Source material:
++++++++++

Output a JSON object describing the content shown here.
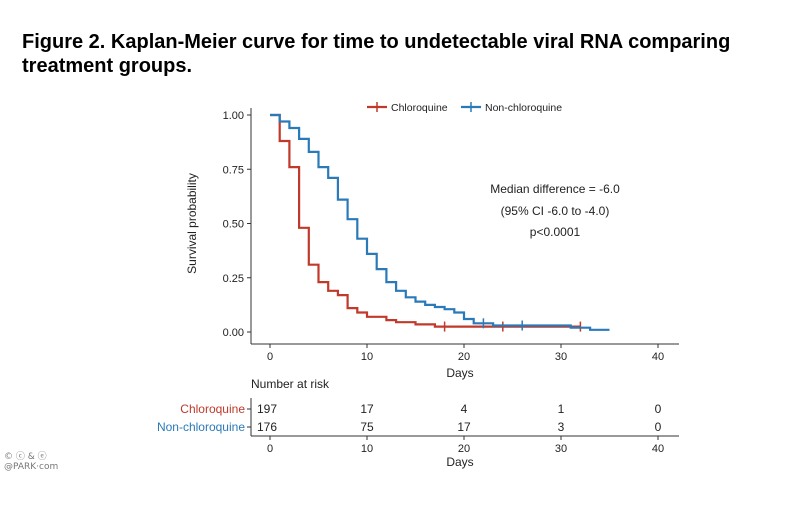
{
  "figure": {
    "title": "Figure 2. Kaplan-Meier curve for time to undetectable viral RNA comparing treatment groups."
  },
  "watermark": {
    "line1": "© ⓒ & ⓔ",
    "line2": "@PARK·com"
  },
  "chart_data": {
    "type": "line",
    "subtype": "kaplan-meier-step",
    "xlabel": "Days",
    "ylabel": "Survival probability",
    "xlim": [
      -2,
      42
    ],
    "ylim": [
      0,
      1.03
    ],
    "xticks": [
      0,
      10,
      20,
      30,
      40
    ],
    "yticks": [
      0,
      0.25,
      0.5,
      0.75,
      1.0
    ],
    "ytick_labels": [
      "0.00",
      "0.25",
      "0.50",
      "0.75",
      "1.00"
    ],
    "legend_placement": "top-center",
    "grid": false,
    "annotation": [
      "Median difference = -6.0",
      "(95% CI -6.0 to -4.0)",
      "p<0.0001"
    ],
    "series": [
      {
        "name": "Chloroquine",
        "color": "#c0392b",
        "points": [
          [
            0,
            1.0
          ],
          [
            1,
            1.0
          ],
          [
            1,
            0.88
          ],
          [
            2,
            0.88
          ],
          [
            2,
            0.76
          ],
          [
            3,
            0.76
          ],
          [
            3,
            0.48
          ],
          [
            4,
            0.48
          ],
          [
            4,
            0.31
          ],
          [
            5,
            0.31
          ],
          [
            5,
            0.23
          ],
          [
            6,
            0.23
          ],
          [
            6,
            0.19
          ],
          [
            7,
            0.19
          ],
          [
            7,
            0.17
          ],
          [
            8,
            0.17
          ],
          [
            8,
            0.11
          ],
          [
            9,
            0.11
          ],
          [
            9,
            0.09
          ],
          [
            10,
            0.09
          ],
          [
            10,
            0.07
          ],
          [
            12,
            0.07
          ],
          [
            12,
            0.055
          ],
          [
            13,
            0.055
          ],
          [
            13,
            0.045
          ],
          [
            15,
            0.045
          ],
          [
            15,
            0.035
          ],
          [
            17,
            0.035
          ],
          [
            17,
            0.025
          ],
          [
            32,
            0.025
          ]
        ],
        "censor_marks": [
          [
            18,
            0.025
          ],
          [
            24,
            0.025
          ],
          [
            32,
            0.025
          ]
        ]
      },
      {
        "name": "Non-chloroquine",
        "color": "#2a7ab9",
        "points": [
          [
            0,
            1.0
          ],
          [
            1,
            1.0
          ],
          [
            1,
            0.97
          ],
          [
            2,
            0.97
          ],
          [
            2,
            0.94
          ],
          [
            3,
            0.94
          ],
          [
            3,
            0.89
          ],
          [
            4,
            0.89
          ],
          [
            4,
            0.83
          ],
          [
            5,
            0.83
          ],
          [
            5,
            0.76
          ],
          [
            6,
            0.76
          ],
          [
            6,
            0.71
          ],
          [
            7,
            0.71
          ],
          [
            7,
            0.61
          ],
          [
            8,
            0.61
          ],
          [
            8,
            0.52
          ],
          [
            9,
            0.52
          ],
          [
            9,
            0.43
          ],
          [
            10,
            0.43
          ],
          [
            10,
            0.36
          ],
          [
            11,
            0.36
          ],
          [
            11,
            0.29
          ],
          [
            12,
            0.29
          ],
          [
            12,
            0.23
          ],
          [
            13,
            0.23
          ],
          [
            13,
            0.19
          ],
          [
            14,
            0.19
          ],
          [
            14,
            0.16
          ],
          [
            15,
            0.16
          ],
          [
            15,
            0.14
          ],
          [
            16,
            0.14
          ],
          [
            16,
            0.125
          ],
          [
            17,
            0.125
          ],
          [
            17,
            0.115
          ],
          [
            18,
            0.115
          ],
          [
            18,
            0.105
          ],
          [
            19,
            0.105
          ],
          [
            19,
            0.09
          ],
          [
            20,
            0.09
          ],
          [
            20,
            0.06
          ],
          [
            21,
            0.06
          ],
          [
            21,
            0.04
          ],
          [
            23,
            0.04
          ],
          [
            23,
            0.03
          ],
          [
            31,
            0.03
          ],
          [
            31,
            0.02
          ],
          [
            33,
            0.02
          ],
          [
            33,
            0.01
          ],
          [
            35,
            0.01
          ]
        ],
        "censor_marks": [
          [
            22,
            0.04
          ],
          [
            26,
            0.03
          ]
        ]
      }
    ],
    "risk_table": {
      "title": "Number at risk",
      "xlabel": "Days",
      "times": [
        0,
        10,
        20,
        30,
        40
      ],
      "rows": [
        {
          "name": "Chloroquine",
          "color": "#c0392b",
          "values": [
            "197",
            "17",
            "4",
            "1",
            "0"
          ]
        },
        {
          "name": "Non-chloroquine",
          "color": "#2a7ab9",
          "values": [
            "176",
            "75",
            "17",
            "3",
            "0"
          ]
        }
      ]
    }
  }
}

++++++++++

Assigned task: The output is the data above, repeated exactly, with pictures omitted.

Written answer:
Output a JSON object describing the content shown here.
{
  "figure": {
    "title": "Figure 2. Kaplan-Meier curve for time to undetectable viral RNA comparing treatment groups."
  },
  "watermark": {
    "line1": "© ⓒ & ⓔ",
    "line2": "@PARK·com"
  },
  "chart_data": {
    "type": "line",
    "subtype": "kaplan-meier-step",
    "xlabel": "Days",
    "ylabel": "Survival probability",
    "xlim": [
      -2,
      42
    ],
    "ylim": [
      0,
      1.03
    ],
    "xticks": [
      0,
      10,
      20,
      30,
      40
    ],
    "yticks": [
      0,
      0.25,
      0.5,
      0.75,
      1.0
    ],
    "ytick_labels": [
      "0.00",
      "0.25",
      "0.50",
      "0.75",
      "1.00"
    ],
    "legend_placement": "top-center",
    "grid": false,
    "annotation": [
      "Median difference = -6.0",
      "(95% CI -6.0 to -4.0)",
      "p<0.0001"
    ],
    "series": [
      {
        "name": "Chloroquine",
        "color": "#c0392b",
        "points": [
          [
            0,
            1.0
          ],
          [
            1,
            1.0
          ],
          [
            1,
            0.88
          ],
          [
            2,
            0.88
          ],
          [
            2,
            0.76
          ],
          [
            3,
            0.76
          ],
          [
            3,
            0.48
          ],
          [
            4,
            0.48
          ],
          [
            4,
            0.31
          ],
          [
            5,
            0.31
          ],
          [
            5,
            0.23
          ],
          [
            6,
            0.23
          ],
          [
            6,
            0.19
          ],
          [
            7,
            0.19
          ],
          [
            7,
            0.17
          ],
          [
            8,
            0.17
          ],
          [
            8,
            0.11
          ],
          [
            9,
            0.11
          ],
          [
            9,
            0.09
          ],
          [
            10,
            0.09
          ],
          [
            10,
            0.07
          ],
          [
            12,
            0.07
          ],
          [
            12,
            0.055
          ],
          [
            13,
            0.055
          ],
          [
            13,
            0.045
          ],
          [
            15,
            0.045
          ],
          [
            15,
            0.035
          ],
          [
            17,
            0.035
          ],
          [
            17,
            0.025
          ],
          [
            32,
            0.025
          ]
        ],
        "censor_marks": [
          [
            18,
            0.025
          ],
          [
            24,
            0.025
          ],
          [
            32,
            0.025
          ]
        ]
      },
      {
        "name": "Non-chloroquine",
        "color": "#2a7ab9",
        "points": [
          [
            0,
            1.0
          ],
          [
            1,
            1.0
          ],
          [
            1,
            0.97
          ],
          [
            2,
            0.97
          ],
          [
            2,
            0.94
          ],
          [
            3,
            0.94
          ],
          [
            3,
            0.89
          ],
          [
            4,
            0.89
          ],
          [
            4,
            0.83
          ],
          [
            5,
            0.83
          ],
          [
            5,
            0.76
          ],
          [
            6,
            0.76
          ],
          [
            6,
            0.71
          ],
          [
            7,
            0.71
          ],
          [
            7,
            0.61
          ],
          [
            8,
            0.61
          ],
          [
            8,
            0.52
          ],
          [
            9,
            0.52
          ],
          [
            9,
            0.43
          ],
          [
            10,
            0.43
          ],
          [
            10,
            0.36
          ],
          [
            11,
            0.36
          ],
          [
            11,
            0.29
          ],
          [
            12,
            0.29
          ],
          [
            12,
            0.23
          ],
          [
            13,
            0.23
          ],
          [
            13,
            0.19
          ],
          [
            14,
            0.19
          ],
          [
            14,
            0.16
          ],
          [
            15,
            0.16
          ],
          [
            15,
            0.14
          ],
          [
            16,
            0.14
          ],
          [
            16,
            0.125
          ],
          [
            17,
            0.125
          ],
          [
            17,
            0.115
          ],
          [
            18,
            0.115
          ],
          [
            18,
            0.105
          ],
          [
            19,
            0.105
          ],
          [
            19,
            0.09
          ],
          [
            20,
            0.09
          ],
          [
            20,
            0.06
          ],
          [
            21,
            0.06
          ],
          [
            21,
            0.04
          ],
          [
            23,
            0.04
          ],
          [
            23,
            0.03
          ],
          [
            31,
            0.03
          ],
          [
            31,
            0.02
          ],
          [
            33,
            0.02
          ],
          [
            33,
            0.01
          ],
          [
            35,
            0.01
          ]
        ],
        "censor_marks": [
          [
            22,
            0.04
          ],
          [
            26,
            0.03
          ]
        ]
      }
    ],
    "risk_table": {
      "title": "Number at risk",
      "xlabel": "Days",
      "times": [
        0,
        10,
        20,
        30,
        40
      ],
      "rows": [
        {
          "name": "Chloroquine",
          "color": "#c0392b",
          "values": [
            "197",
            "17",
            "4",
            "1",
            "0"
          ]
        },
        {
          "name": "Non-chloroquine",
          "color": "#2a7ab9",
          "values": [
            "176",
            "75",
            "17",
            "3",
            "0"
          ]
        }
      ]
    }
  }
}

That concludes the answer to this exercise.